--- start ---

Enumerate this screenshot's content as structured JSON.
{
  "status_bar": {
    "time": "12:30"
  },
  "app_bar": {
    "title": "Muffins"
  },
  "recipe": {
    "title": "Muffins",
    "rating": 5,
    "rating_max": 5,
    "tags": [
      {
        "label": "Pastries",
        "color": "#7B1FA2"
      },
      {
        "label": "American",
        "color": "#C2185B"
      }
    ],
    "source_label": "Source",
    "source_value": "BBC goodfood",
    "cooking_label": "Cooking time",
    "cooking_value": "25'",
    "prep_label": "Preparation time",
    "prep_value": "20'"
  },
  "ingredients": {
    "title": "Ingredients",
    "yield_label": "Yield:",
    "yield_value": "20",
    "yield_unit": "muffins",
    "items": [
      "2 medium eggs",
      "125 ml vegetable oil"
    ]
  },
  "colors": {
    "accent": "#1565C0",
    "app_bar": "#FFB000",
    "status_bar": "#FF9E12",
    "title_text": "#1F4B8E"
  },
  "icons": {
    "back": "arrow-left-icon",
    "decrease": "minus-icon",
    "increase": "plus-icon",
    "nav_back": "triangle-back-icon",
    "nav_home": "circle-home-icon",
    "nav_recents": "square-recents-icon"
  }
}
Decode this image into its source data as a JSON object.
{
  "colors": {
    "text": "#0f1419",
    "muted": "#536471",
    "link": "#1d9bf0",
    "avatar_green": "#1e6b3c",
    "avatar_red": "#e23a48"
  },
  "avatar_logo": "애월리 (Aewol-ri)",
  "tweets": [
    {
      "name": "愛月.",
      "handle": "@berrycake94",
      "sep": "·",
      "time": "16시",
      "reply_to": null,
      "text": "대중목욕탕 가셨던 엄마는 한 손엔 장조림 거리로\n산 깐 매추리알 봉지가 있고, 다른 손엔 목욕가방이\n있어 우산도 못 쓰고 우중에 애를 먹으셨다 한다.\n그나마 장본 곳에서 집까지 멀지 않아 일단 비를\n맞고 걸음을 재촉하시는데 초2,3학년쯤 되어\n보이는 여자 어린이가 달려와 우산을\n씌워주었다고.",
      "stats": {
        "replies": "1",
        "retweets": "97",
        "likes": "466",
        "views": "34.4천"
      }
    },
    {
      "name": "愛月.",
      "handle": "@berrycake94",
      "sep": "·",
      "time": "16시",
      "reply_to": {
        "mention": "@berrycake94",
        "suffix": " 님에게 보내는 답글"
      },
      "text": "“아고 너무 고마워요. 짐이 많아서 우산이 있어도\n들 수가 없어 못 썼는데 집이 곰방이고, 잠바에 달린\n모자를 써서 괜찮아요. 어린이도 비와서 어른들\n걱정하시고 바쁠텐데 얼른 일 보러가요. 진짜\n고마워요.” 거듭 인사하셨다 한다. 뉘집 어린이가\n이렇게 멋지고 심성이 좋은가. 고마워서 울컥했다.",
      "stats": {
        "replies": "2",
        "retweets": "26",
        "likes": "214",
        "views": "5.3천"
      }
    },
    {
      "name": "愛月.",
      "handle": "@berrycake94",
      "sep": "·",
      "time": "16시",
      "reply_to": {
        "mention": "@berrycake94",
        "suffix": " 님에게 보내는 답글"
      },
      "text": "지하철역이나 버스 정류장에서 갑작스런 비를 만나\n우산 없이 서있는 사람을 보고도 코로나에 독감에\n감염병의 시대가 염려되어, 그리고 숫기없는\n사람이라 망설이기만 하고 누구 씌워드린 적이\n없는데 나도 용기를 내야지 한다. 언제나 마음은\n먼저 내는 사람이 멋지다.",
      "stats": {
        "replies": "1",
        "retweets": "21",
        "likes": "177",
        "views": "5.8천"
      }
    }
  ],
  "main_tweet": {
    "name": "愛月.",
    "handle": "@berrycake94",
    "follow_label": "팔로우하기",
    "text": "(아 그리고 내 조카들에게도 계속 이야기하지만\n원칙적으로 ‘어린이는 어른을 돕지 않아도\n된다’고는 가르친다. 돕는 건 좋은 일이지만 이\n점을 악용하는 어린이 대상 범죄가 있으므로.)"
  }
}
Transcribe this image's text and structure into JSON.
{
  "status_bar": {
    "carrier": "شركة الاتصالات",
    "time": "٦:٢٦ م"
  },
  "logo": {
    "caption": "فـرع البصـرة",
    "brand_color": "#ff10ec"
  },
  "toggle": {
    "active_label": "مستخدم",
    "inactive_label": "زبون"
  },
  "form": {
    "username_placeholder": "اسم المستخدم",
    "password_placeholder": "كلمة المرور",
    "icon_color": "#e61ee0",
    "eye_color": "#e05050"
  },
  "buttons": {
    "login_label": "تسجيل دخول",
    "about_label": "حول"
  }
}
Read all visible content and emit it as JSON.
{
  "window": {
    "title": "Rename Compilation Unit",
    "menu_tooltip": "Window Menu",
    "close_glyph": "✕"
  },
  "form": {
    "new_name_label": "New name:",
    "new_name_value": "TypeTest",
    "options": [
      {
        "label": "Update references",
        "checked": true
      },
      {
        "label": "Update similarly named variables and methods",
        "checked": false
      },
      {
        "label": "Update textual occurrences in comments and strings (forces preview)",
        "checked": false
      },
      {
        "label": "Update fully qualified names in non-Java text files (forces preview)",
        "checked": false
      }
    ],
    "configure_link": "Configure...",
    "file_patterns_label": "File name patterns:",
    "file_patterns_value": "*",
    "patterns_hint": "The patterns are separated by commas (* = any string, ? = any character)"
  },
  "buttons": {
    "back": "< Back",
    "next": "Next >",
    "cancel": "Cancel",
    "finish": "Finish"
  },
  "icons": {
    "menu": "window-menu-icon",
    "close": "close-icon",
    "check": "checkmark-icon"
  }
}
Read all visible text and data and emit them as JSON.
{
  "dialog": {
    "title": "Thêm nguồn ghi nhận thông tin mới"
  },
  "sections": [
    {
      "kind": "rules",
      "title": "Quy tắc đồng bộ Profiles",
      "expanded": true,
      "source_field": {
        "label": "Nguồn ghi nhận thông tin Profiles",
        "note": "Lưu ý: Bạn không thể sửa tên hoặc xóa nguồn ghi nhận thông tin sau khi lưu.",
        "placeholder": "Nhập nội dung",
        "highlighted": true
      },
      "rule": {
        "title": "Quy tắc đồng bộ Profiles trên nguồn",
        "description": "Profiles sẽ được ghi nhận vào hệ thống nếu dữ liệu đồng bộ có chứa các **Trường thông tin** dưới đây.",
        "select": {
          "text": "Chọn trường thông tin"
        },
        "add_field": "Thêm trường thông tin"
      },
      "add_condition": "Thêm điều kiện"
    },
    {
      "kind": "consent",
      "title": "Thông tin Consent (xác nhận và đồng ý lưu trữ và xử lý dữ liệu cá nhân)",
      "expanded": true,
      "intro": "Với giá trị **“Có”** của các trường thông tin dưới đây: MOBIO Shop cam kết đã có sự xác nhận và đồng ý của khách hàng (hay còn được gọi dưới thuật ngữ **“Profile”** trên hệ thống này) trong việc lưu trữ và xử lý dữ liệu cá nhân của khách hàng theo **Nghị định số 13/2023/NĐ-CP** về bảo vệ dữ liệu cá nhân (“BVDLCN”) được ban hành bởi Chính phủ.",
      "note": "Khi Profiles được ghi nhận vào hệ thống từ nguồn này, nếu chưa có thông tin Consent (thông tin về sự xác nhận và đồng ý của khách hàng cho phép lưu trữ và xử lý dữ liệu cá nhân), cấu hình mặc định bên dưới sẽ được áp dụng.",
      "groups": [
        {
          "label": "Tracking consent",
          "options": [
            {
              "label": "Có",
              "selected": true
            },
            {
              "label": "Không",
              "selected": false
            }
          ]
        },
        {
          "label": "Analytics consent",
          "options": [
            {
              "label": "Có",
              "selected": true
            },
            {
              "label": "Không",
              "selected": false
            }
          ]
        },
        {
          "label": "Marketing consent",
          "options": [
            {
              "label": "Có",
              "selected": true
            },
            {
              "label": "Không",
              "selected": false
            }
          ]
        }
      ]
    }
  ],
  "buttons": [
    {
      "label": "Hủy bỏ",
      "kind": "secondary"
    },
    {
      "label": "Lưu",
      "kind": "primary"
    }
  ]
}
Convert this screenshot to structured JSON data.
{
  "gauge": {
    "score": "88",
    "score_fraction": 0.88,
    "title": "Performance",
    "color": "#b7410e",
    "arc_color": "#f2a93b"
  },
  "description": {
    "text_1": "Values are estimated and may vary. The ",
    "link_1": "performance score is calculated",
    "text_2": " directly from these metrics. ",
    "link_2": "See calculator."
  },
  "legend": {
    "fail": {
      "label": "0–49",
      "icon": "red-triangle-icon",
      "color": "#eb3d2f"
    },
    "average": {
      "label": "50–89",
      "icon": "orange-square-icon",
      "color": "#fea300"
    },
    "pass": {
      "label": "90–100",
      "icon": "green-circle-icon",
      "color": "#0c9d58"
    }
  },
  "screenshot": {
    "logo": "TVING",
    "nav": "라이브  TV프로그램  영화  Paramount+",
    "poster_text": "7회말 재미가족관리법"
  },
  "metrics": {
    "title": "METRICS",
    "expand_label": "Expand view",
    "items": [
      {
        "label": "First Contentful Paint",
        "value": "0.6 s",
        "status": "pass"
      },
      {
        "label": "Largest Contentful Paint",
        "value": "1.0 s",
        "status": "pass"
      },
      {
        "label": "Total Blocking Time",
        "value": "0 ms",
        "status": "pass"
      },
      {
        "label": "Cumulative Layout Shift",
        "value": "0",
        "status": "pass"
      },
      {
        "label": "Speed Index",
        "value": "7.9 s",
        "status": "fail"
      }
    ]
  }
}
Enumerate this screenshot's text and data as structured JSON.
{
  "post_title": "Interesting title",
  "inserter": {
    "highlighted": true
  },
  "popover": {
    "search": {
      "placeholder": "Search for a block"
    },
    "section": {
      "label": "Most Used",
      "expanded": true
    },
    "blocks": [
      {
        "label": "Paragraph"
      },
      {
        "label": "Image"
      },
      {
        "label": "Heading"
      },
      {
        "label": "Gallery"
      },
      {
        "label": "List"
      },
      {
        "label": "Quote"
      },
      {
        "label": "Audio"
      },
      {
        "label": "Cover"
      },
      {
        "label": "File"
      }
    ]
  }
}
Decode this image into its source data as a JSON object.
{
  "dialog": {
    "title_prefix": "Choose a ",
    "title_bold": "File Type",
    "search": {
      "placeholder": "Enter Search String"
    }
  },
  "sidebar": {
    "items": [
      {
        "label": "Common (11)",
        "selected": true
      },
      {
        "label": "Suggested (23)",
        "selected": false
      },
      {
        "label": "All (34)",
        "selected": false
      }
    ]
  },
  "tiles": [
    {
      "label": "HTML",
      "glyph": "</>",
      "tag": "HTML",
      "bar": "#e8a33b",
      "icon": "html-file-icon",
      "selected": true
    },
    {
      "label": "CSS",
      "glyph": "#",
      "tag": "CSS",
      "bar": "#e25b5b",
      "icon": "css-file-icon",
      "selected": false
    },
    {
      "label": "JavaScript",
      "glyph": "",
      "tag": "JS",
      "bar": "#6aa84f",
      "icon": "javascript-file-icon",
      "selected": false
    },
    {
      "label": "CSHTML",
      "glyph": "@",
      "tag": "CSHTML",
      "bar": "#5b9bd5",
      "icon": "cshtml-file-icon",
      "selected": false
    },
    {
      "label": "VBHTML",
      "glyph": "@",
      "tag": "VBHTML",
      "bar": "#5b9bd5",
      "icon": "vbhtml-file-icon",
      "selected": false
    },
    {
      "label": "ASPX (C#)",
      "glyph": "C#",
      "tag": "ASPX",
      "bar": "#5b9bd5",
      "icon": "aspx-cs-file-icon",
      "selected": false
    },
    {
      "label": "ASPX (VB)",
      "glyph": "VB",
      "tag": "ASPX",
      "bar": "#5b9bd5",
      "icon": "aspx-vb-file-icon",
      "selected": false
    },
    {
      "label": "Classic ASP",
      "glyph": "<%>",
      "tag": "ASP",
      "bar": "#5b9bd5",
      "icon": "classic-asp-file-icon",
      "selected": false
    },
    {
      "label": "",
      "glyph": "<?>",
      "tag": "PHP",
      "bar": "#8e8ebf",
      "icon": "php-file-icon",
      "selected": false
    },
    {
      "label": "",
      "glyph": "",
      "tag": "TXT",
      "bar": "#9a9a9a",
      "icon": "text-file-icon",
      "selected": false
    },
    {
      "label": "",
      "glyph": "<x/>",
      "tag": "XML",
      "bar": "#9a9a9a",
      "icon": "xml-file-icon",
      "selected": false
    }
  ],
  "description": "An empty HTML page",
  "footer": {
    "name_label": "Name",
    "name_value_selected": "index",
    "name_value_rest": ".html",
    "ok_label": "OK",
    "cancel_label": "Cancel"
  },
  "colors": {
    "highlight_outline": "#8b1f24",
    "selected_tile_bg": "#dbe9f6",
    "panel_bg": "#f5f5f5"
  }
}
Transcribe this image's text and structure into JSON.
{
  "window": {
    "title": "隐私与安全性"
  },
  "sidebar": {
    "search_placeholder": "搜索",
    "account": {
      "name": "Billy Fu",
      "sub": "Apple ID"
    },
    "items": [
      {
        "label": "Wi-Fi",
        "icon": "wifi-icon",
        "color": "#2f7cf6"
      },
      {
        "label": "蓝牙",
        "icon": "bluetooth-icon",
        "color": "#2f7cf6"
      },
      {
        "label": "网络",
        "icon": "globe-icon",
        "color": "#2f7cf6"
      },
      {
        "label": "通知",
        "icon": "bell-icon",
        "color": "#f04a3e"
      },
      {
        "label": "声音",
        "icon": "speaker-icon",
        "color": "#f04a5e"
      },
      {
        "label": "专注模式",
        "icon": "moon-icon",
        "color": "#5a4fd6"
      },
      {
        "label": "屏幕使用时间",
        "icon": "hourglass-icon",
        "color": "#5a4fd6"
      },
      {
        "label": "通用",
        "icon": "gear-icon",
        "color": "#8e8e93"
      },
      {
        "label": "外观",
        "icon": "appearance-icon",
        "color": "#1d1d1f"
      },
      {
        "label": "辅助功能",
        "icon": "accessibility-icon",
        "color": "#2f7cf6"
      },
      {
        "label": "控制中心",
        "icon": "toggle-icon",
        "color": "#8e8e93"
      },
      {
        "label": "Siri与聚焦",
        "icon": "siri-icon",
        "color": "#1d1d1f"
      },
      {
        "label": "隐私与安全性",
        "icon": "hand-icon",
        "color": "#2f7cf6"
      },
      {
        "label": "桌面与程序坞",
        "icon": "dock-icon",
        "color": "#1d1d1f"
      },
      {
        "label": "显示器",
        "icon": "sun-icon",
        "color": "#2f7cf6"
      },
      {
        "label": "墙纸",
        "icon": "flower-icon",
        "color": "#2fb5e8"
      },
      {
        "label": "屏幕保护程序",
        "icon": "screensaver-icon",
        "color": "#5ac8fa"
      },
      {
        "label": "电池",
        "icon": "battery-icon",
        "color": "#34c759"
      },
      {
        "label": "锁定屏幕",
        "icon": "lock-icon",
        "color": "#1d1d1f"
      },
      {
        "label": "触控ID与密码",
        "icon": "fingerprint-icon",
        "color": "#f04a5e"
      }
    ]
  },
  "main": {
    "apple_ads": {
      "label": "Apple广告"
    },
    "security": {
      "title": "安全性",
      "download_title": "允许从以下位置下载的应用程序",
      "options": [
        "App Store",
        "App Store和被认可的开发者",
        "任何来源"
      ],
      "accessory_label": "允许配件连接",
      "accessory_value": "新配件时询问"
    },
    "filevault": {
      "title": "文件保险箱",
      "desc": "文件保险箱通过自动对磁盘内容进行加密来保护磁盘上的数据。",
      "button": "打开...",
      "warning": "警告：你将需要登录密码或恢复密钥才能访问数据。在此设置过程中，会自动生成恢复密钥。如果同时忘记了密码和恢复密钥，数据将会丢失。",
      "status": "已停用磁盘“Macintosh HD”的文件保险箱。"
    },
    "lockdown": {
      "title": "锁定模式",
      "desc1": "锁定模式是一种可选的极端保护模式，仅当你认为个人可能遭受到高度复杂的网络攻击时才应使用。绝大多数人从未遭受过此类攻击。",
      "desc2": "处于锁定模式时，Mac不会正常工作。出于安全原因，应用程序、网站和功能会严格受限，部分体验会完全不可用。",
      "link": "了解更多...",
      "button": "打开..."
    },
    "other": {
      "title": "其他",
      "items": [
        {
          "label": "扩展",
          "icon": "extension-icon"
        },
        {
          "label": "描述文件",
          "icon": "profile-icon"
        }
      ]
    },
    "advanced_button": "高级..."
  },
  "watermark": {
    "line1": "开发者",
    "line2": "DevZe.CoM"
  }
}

--- end ---

In the entries above, identify every line with the string "đồng".

      "title": "Quy tắc đồng bộ Profiles",
        "title": "Quy tắc đồng bộ Profiles trên nguồn",
        "description": "Profiles sẽ được ghi nhận vào hệ thống nếu dữ liệu đồng bộ có chứa các **Trường thông tin** dưới đây.",
      "title": "Thông tin Consent (xác nhận và đồng ý lưu trữ và xử lý dữ liệu cá nhân)",
      "intro": "Với giá trị **“Có”** của các trường thông tin dưới đây: MOBIO Shop cam kết đã có sự xác nhận và đồng ý của khách hàng (hay còn được gọi dưới thuật ngữ **“Profile”** trên hệ thống này) trong việc lưu trữ và xử lý dữ liệu cá nhân của khách hàng theo **Nghị định số 13/2023/NĐ-CP** về bảo vệ dữ liệu cá nhân (“BVDLCN”) được ban hành bởi Chính phủ.",
      "note": "Khi Profiles được ghi nhận vào hệ thống từ nguồn này, nếu chưa có thông tin Consent (thông tin về sự xác nhận và đồng ý của khách hàng cho phép lưu trữ và xử lý dữ liệu cá nhân), cấu hình mặc định bên dưới sẽ được áp dụng.",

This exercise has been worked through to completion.